• WHAT IS NEEDED
Give the number of lines in the records below that include "desc", and nothing more.

• STORED RECORDS
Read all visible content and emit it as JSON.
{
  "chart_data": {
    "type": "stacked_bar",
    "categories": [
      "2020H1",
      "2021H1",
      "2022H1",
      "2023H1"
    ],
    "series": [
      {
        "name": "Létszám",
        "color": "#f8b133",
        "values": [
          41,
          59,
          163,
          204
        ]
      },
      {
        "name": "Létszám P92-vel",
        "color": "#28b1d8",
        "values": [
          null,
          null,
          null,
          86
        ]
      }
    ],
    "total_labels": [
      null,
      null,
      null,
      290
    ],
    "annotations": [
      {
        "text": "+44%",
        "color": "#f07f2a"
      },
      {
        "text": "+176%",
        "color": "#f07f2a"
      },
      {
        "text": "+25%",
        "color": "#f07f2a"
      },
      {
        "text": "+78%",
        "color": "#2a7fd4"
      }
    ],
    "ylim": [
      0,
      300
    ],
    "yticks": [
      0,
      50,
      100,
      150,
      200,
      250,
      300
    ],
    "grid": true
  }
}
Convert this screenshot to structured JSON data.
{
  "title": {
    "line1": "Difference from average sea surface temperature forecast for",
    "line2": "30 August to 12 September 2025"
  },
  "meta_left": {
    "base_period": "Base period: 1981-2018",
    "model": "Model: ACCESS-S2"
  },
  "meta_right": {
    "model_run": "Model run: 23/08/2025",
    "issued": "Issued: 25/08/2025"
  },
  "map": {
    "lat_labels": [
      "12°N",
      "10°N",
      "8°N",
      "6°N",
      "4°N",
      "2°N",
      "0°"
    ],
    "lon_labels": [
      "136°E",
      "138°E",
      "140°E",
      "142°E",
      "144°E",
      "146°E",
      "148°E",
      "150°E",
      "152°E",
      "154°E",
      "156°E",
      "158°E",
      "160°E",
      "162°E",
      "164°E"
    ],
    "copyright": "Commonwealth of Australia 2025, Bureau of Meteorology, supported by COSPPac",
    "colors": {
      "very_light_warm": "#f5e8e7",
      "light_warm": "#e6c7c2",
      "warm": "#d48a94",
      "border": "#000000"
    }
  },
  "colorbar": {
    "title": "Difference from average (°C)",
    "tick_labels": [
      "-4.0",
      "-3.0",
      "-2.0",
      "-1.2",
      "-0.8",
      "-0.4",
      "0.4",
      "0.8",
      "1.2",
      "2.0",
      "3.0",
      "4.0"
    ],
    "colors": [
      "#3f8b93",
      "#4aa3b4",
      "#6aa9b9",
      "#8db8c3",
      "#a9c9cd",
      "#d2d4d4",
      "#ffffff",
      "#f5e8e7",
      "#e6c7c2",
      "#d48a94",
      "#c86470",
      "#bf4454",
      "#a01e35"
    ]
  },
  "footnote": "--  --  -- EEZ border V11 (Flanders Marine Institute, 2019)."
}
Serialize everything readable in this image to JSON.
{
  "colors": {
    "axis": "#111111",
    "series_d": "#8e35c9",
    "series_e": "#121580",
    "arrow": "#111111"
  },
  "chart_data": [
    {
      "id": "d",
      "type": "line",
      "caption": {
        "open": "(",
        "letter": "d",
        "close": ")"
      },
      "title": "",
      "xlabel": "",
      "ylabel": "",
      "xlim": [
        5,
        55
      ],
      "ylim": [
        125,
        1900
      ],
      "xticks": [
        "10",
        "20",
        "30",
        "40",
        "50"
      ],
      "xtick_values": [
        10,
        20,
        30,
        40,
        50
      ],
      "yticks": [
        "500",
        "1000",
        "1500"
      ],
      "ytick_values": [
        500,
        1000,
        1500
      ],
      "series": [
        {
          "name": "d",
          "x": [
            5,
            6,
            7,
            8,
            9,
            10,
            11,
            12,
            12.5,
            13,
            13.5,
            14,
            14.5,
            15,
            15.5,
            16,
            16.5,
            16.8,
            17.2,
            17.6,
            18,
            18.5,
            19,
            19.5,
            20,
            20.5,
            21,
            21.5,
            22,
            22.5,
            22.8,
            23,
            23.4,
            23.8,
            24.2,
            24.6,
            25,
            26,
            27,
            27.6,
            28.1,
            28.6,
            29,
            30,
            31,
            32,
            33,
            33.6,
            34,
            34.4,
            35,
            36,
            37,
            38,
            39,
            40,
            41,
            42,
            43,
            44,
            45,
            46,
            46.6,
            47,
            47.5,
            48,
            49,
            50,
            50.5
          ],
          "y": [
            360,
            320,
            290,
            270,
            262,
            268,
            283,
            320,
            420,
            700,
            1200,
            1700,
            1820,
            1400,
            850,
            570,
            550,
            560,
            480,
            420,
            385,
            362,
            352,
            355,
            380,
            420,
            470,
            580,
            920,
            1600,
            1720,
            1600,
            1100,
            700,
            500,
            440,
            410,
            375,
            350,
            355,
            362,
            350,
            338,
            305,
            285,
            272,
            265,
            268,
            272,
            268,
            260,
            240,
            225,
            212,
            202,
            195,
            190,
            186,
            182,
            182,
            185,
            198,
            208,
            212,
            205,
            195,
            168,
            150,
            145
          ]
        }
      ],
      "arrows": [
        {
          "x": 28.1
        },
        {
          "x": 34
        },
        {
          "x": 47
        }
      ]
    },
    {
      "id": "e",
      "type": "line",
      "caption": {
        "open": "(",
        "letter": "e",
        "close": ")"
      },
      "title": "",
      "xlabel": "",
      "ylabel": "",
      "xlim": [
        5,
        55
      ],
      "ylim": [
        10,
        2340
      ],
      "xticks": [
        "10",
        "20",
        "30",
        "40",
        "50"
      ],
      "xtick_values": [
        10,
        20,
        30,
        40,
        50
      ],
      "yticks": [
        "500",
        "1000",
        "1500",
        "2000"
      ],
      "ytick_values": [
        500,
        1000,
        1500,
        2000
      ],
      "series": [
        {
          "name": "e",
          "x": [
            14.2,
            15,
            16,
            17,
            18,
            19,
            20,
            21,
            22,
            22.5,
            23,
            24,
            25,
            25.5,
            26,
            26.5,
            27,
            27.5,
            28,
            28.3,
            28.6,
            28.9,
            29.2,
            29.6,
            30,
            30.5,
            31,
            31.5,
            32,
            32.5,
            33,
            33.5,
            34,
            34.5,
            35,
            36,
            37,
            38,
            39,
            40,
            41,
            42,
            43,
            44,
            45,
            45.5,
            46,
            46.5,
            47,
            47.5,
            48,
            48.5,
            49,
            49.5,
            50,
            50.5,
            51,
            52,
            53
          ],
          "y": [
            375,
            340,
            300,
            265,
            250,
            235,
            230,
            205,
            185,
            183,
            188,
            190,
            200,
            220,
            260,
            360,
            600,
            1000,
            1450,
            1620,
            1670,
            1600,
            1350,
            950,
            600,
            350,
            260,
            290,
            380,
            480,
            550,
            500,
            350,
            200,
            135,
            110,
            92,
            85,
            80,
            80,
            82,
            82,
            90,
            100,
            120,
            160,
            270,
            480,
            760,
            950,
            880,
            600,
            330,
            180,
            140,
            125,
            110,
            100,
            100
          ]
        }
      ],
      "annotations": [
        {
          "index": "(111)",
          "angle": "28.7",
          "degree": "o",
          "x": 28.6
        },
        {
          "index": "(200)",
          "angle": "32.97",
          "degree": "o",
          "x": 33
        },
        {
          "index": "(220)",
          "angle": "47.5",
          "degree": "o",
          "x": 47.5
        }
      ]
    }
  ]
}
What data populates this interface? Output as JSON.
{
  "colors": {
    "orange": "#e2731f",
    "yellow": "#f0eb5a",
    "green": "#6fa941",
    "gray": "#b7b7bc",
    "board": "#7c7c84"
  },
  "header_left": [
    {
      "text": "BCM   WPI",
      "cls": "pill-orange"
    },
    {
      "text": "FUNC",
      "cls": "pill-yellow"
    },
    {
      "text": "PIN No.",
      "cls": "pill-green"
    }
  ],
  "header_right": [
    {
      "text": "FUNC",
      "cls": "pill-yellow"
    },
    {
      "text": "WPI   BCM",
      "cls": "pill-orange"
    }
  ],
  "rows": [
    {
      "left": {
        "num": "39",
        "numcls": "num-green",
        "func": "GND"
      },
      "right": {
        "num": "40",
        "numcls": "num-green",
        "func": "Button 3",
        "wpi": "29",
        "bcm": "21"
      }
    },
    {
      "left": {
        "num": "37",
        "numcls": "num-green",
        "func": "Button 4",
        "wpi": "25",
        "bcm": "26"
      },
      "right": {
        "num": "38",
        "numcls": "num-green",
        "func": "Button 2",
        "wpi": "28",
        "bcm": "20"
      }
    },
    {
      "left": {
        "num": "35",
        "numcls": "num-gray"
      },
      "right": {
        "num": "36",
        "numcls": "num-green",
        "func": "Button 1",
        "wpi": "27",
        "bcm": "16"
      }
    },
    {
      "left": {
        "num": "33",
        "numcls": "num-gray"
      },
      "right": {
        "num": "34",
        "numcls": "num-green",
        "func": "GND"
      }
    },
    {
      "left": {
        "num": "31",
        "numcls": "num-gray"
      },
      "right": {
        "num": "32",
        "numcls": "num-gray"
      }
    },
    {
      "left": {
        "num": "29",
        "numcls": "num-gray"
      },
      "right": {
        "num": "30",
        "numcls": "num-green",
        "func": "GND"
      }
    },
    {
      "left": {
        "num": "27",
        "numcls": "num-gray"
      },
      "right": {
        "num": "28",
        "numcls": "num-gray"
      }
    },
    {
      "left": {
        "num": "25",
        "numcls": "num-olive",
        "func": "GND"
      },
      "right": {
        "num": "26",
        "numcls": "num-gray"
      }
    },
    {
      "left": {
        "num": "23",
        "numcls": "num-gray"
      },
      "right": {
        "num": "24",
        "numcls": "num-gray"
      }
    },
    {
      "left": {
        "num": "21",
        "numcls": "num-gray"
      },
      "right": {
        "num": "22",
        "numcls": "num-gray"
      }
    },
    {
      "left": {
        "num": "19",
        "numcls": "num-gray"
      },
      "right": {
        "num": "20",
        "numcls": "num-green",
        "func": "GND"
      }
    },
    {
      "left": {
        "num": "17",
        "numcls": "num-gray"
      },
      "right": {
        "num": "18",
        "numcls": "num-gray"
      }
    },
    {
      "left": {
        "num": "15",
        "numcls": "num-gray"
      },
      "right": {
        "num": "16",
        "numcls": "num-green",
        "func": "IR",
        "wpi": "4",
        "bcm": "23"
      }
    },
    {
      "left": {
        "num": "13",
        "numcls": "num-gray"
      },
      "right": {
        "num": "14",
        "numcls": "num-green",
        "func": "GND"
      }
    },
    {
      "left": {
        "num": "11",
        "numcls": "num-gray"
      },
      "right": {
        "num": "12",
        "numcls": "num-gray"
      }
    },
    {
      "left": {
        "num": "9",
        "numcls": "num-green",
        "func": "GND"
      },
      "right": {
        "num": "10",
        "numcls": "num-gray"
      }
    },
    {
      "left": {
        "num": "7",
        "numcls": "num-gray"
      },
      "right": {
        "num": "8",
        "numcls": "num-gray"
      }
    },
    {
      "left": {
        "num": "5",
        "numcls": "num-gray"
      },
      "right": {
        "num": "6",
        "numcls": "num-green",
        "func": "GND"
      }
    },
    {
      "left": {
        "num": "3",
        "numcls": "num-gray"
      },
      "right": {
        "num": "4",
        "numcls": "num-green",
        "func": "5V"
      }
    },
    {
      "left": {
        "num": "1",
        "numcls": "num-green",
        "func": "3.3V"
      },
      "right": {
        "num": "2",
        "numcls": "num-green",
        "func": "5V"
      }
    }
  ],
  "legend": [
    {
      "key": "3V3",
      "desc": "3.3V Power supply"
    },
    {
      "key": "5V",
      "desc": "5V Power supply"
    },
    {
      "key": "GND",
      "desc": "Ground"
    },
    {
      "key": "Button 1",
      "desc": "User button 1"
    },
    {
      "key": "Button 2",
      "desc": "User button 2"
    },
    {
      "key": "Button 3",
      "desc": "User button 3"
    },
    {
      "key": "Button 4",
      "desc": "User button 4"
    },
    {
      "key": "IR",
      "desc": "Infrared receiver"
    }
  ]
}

• FINISHED EXERCISE
8